EXTRACTED DATA →
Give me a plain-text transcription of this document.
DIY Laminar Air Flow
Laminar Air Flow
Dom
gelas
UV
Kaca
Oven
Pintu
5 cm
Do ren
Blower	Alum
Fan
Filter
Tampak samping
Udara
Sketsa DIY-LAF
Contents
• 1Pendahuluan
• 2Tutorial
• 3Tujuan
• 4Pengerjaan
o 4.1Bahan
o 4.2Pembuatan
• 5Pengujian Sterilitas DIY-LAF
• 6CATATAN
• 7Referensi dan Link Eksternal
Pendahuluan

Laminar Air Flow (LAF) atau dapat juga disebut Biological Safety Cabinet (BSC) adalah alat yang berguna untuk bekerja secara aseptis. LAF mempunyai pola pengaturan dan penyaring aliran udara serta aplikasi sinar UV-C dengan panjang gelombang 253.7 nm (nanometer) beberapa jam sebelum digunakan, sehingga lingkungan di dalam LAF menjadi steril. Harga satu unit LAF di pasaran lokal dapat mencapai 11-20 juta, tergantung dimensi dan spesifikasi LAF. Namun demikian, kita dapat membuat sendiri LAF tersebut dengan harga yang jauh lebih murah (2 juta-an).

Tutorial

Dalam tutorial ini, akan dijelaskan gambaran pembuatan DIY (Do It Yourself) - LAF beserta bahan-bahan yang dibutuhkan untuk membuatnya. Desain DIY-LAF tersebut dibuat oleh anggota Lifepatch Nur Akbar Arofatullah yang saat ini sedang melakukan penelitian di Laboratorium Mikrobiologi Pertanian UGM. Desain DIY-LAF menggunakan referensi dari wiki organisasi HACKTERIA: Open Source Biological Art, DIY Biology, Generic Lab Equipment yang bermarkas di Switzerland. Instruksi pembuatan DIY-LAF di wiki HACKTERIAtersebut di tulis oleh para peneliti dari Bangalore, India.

INSTRUCTIONS TO FOLLOW →
Your task is to retype all the records above with nothing left out.

WRITTEN ANSWER →
Give me a plain-text transcription of this document.
DIY Laminar Air Flow
Laminar Air Flow
Dom
gelas
UV
Kaca
Oven
Pintu
5 cm
Do ren
Blower	Alum
Fan
Filter
Tampak samping
Udara
Sketsa DIY-LAF
Contents
• 1Pendahuluan
• 2Tutorial
• 3Tujuan
• 4Pengerjaan
o 4.1Bahan
o 4.2Pembuatan
• 5Pengujian Sterilitas DIY-LAF
• 6CATATAN
• 7Referensi dan Link Eksternal
Pendahuluan

Laminar Air Flow (LAF) atau dapat juga disebut Biological Safety Cabinet (BSC) adalah alat yang berguna untuk bekerja secara aseptis. LAF mempunyai pola pengaturan dan penyaring aliran udara serta aplikasi sinar UV-C dengan panjang gelombang 253.7 nm (nanometer) beberapa jam sebelum digunakan, sehingga lingkungan di dalam LAF menjadi steril. Harga satu unit LAF di pasaran lokal dapat mencapai 11-20 juta, tergantung dimensi dan spesifikasi LAF. Namun demikian, kita dapat membuat sendiri LAF tersebut dengan harga yang jauh lebih murah (2 juta-an).

Tutorial

Dalam tutorial ini, akan dijelaskan gambaran pembuatan DIY (Do It Yourself) - LAF beserta bahan-bahan yang dibutuhkan untuk membuatnya. Desain DIY-LAF tersebut dibuat oleh anggota Lifepatch Nur Akbar Arofatullah yang saat ini sedang melakukan penelitian di Laboratorium Mikrobiologi Pertanian UGM. Desain DIY-LAF menggunakan referensi dari wiki organisasi HACKTERIA: Open Source Biological Art, DIY Biology, Generic Lab Equipment yang bermarkas di Switzerland. Instruksi pembuatan DIY-LAF di wiki HACKTERIAtersebut di tulis oleh para peneliti dari Bangalore, India.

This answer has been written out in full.